Dataset items:
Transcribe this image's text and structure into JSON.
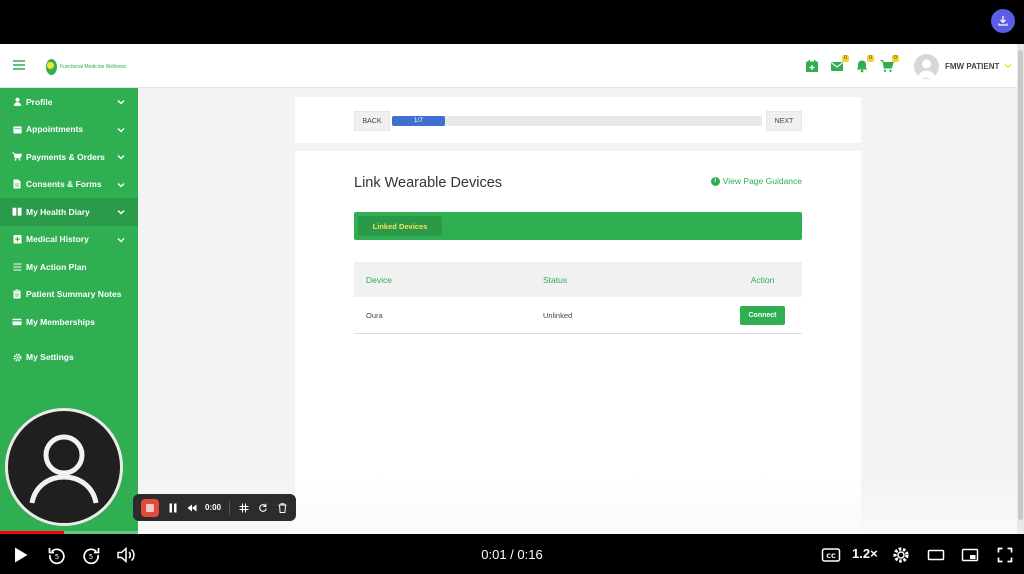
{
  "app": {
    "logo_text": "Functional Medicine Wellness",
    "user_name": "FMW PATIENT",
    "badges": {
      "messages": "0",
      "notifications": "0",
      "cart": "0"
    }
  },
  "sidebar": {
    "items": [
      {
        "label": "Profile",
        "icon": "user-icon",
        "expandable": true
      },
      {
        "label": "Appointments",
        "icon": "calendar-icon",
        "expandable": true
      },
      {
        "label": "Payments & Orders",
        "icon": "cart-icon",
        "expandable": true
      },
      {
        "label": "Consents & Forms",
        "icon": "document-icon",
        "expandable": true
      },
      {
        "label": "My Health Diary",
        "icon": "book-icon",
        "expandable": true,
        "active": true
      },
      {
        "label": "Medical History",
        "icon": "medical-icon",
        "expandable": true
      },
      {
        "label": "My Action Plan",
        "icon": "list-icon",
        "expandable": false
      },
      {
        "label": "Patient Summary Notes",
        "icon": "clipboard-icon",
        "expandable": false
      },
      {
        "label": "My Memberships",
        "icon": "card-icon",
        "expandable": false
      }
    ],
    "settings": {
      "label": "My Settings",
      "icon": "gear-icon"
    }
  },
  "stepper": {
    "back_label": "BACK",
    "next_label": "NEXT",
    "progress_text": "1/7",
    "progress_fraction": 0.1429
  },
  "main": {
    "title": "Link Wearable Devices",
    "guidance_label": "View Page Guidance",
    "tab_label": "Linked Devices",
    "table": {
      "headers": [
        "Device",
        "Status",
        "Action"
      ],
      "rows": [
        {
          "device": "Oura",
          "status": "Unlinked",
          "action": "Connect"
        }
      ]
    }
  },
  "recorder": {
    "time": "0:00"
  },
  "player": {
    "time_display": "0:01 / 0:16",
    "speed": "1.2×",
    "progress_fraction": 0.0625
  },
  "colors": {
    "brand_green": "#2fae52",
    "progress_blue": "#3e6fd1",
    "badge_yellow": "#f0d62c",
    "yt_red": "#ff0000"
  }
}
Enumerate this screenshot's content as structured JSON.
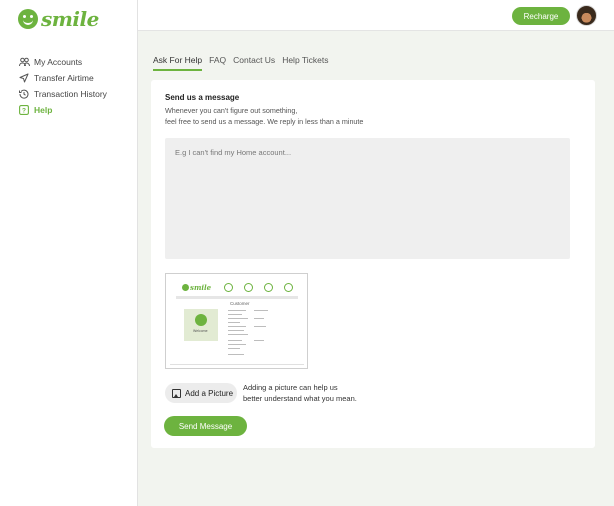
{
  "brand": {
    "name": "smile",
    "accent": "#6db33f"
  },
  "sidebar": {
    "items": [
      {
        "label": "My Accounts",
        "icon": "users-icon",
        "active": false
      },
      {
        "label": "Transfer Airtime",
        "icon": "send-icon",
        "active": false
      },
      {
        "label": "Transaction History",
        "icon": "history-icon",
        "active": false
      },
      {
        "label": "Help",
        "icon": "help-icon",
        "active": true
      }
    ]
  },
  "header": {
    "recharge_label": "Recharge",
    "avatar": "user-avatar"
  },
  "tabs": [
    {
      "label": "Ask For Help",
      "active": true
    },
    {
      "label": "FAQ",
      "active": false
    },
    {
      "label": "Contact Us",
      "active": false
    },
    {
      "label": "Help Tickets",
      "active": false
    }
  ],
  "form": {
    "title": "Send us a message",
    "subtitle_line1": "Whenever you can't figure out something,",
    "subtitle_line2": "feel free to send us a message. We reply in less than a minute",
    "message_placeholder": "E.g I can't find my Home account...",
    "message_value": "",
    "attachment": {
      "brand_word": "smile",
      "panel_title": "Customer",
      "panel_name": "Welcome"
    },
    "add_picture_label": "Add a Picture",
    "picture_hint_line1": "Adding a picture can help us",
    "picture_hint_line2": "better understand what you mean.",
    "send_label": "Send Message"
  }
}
==
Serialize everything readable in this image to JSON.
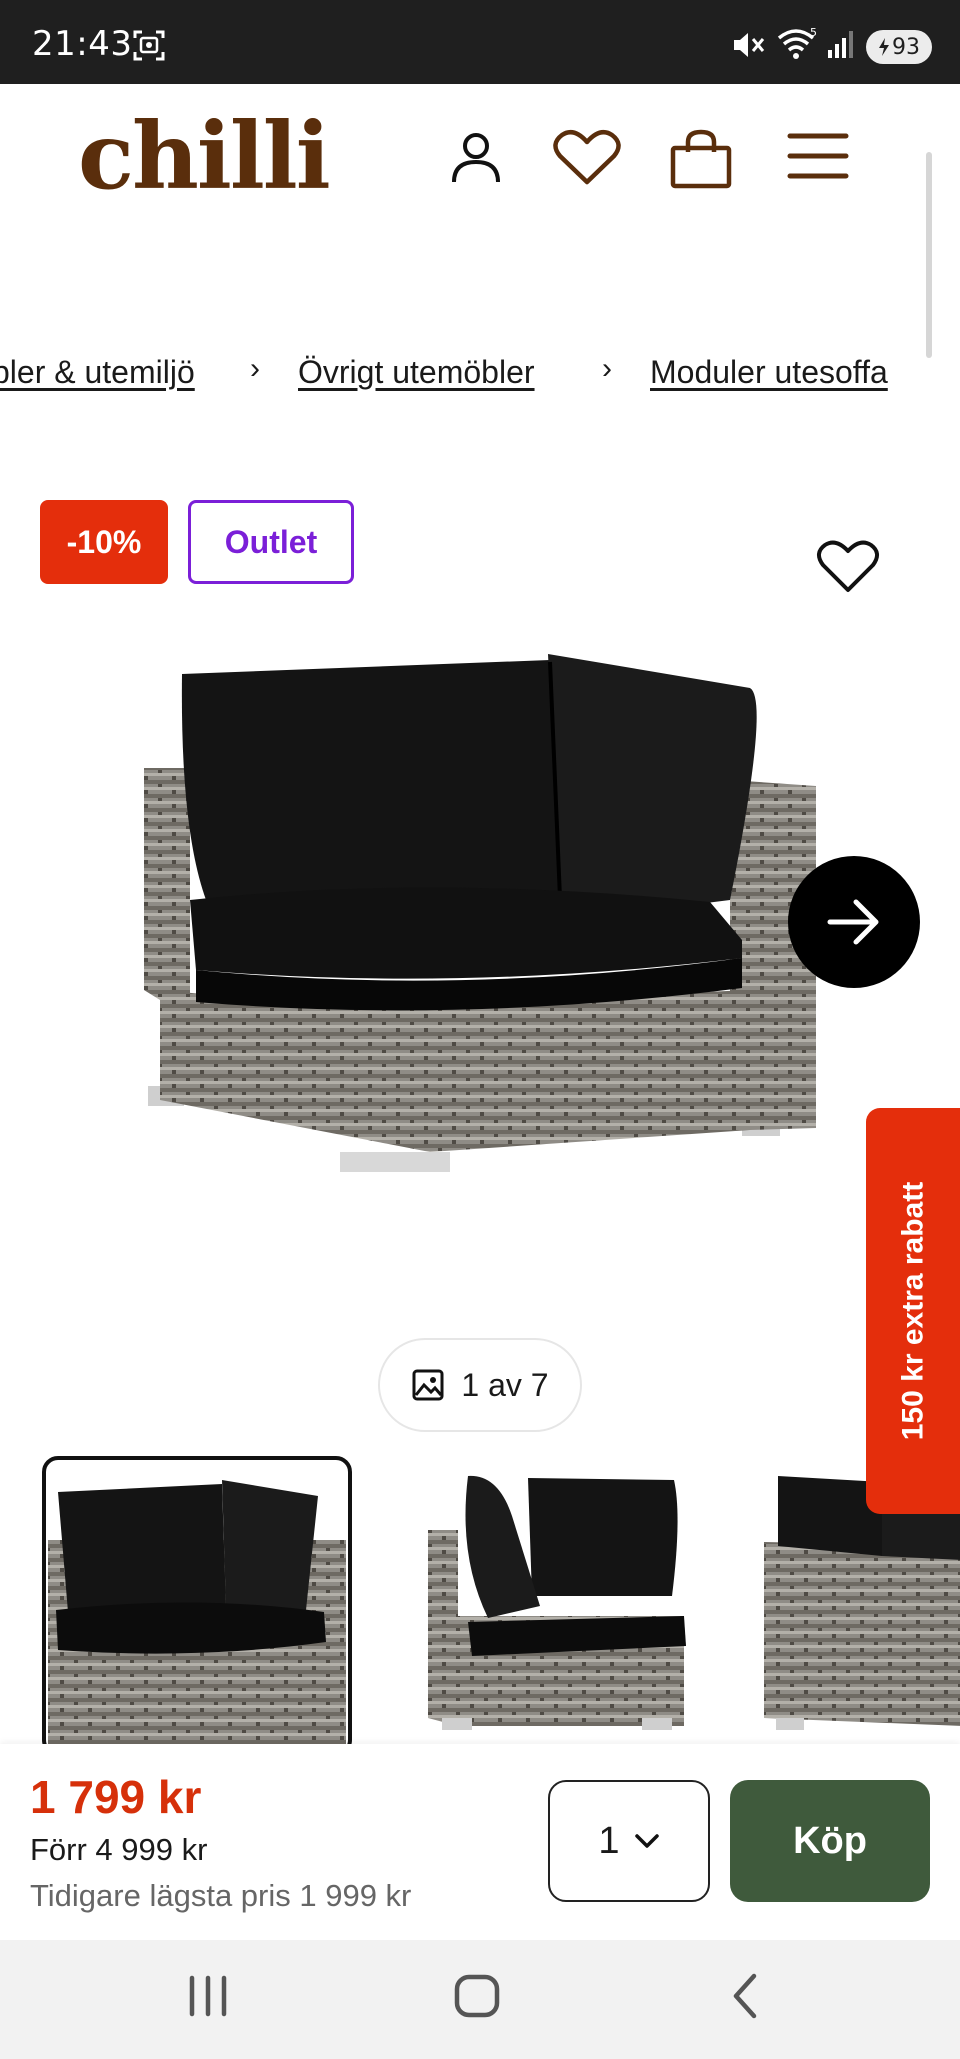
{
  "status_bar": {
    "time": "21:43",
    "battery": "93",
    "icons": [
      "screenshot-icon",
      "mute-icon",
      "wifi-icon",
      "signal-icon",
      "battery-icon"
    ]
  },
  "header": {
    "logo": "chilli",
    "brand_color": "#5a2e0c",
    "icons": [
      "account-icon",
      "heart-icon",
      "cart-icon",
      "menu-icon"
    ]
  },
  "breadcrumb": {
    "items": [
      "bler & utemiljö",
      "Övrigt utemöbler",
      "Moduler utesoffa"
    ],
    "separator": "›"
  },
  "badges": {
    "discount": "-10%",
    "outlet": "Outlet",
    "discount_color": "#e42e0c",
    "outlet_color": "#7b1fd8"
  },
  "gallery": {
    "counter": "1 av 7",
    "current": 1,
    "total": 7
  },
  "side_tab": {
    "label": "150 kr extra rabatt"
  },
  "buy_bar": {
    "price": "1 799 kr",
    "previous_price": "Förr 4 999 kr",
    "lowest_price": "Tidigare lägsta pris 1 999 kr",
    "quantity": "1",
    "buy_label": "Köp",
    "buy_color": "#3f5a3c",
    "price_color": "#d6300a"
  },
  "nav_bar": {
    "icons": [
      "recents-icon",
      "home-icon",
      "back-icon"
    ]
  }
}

OBJECTIVE: Report each line in the data that holds the word "Devices".

EXERCISE SOLUTION:
    "title": "Link Wearable Devices",
    "tab_label": "Linked Devices",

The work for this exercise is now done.